__Brano di lettura__.
══════

Sosteniamo pure le piccole imprese senza trascurare le più complesse

Sosteniamo pure le piccole imprese
senza trascurare le più complesse

di Donato Iacobucci
4 Minuti di Lettura
Mercoledì 15 Novembre 2023, 05:20

Nel numero di venerdì scorso il Corriere Adriatico ha dato ampio risalto alla presentazione della Classifica delle principali imprese marchigiane redatta dalla Fondazione Aristide Merloni in collaborazione con l’Università Politecnica delle Marche. La Classifica prende in considerazione le prime 500 imprese della regione per valore delle vendite. E’ un numero esiguo rispetto al totale delle imprese regionali. Nelle Marche sono attive circa 140.000 imprese, per cui quelle considerate nella Classifica sono lo 0,4% del totale. Occorre però considerare che la distribuzione degli addetti e della produzione è molto concentrata per cui le principali imprese, seppure esigue come numero, hanno un peso considerevole sui principali aggregati economici. Se consideriamo le imprese manifatturiere, cui la Classifica dedica specifica attenzione, il peso sul totale degli occupati è di oltre un terzo e quello sul valore aggiunto si avvicina al 50%.

Anche a livello italiano le imprese con più di 50 addetti sono solo lo 0,7% del totale ma rappresentano oltre un terzo dell’occupazione e oltre la metà del valore aggiunto (cioè il PIL). La differenza di peso fra addetti e valore aggiunto evidenzia un altro aspetto importante: il fatto che le imprese più grandi hanno una produttività più elevata rispetto alle piccole. Si tratta di un divario considerevole. Il valore aggiunto per addetto nelle micro-imprese (quelle con meno di 10 addetti) è di circa 30.000 euro; in quelle grandi (con più di 250 addetti) supera i 70.000 euro; più del doppio. Le differenze di produttività sono ancora più marcate nell’industria: 35.000 euro nelle micro-imprese e oltre 100.000 euro nelle grandi. Non sono differenze di poco conto se consideriamo che dalla produttività dipendono le retribuzioni dei dipendenti e i contributi necessari ad assicurare la previdenza e i servizi pubblici. Le differenze di produttività dipendono dalla diversa capacità delle imprese di adottare modelli organizzativi complessi e tecnologie avanzate. Le differenze fra piccole e grandi imprese si sono accentuate negli ultimi anni per l’importanza assunta dagli investimenti in ricerca e sviluppo e dall’internazionalizzazione; aspetti nei quali la dimensione conta.

Se consideriamo la proiezione internazionale, delle 140.000 imprese presenti nella regione poco più di 6.000 (meno del 5%) esportano i propri prodotti.

══════

__Esercizio scritto__.
Riporta ogni importo in euro presente nel brano qui sopra e specifica a quali imprese si riferisce.

__Dati forniti__.
══════

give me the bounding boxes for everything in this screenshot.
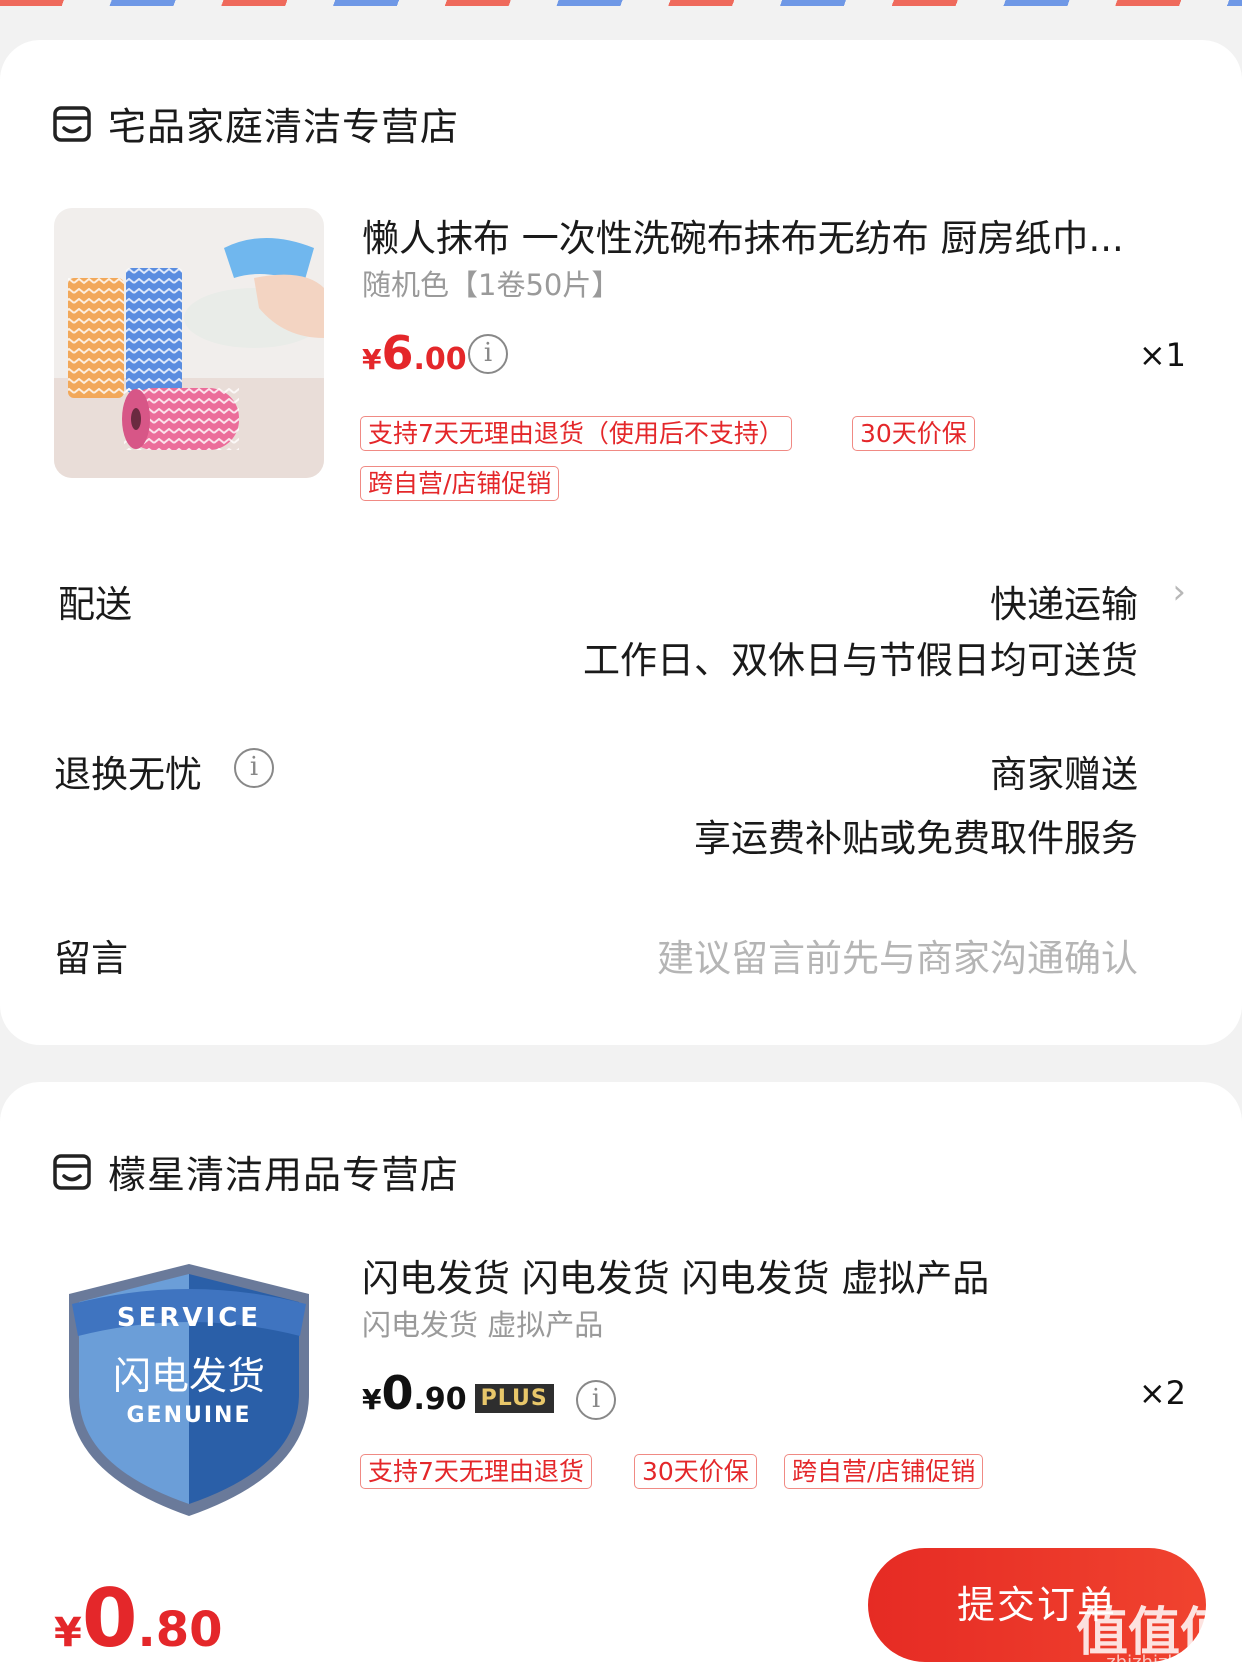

══════

__Soluzione__.
- Circa 30.000 euro: valore aggiunto per addetto nelle micro-imprese (meno di 10 addetti).
- Oltre 70.000 euro: valore aggiunto per addetto nelle grandi imprese (più di 250 addetti).
- 35.000 euro: valore aggiunto per addetto nelle micro-imprese dell'industria.
- Oltre 100.000 euro: valore aggiunto per addetto nelle grandi imprese dell'industria.